Data records
- - - - - - -
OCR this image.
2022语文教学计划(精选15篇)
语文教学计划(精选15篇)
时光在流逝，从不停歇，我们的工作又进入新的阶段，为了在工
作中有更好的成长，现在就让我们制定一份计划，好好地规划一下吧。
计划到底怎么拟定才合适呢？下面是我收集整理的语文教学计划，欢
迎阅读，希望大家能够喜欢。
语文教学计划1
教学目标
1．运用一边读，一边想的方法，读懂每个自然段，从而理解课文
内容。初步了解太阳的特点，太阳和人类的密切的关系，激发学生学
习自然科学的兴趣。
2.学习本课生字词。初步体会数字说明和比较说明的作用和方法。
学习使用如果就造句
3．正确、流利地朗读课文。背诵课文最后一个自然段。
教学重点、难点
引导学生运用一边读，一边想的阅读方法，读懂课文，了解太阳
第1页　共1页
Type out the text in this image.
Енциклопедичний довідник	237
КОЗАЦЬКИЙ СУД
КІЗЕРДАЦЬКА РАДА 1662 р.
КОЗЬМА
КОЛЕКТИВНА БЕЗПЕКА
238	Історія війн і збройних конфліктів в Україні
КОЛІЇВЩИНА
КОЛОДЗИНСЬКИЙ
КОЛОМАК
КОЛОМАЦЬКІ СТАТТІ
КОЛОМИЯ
- - - - - - -
**EXERCISE AIM:**
In the listing, find every line containing the word "image" and list it.

**FULL ANSWER:**
OCR this image.
Type out the text in this image.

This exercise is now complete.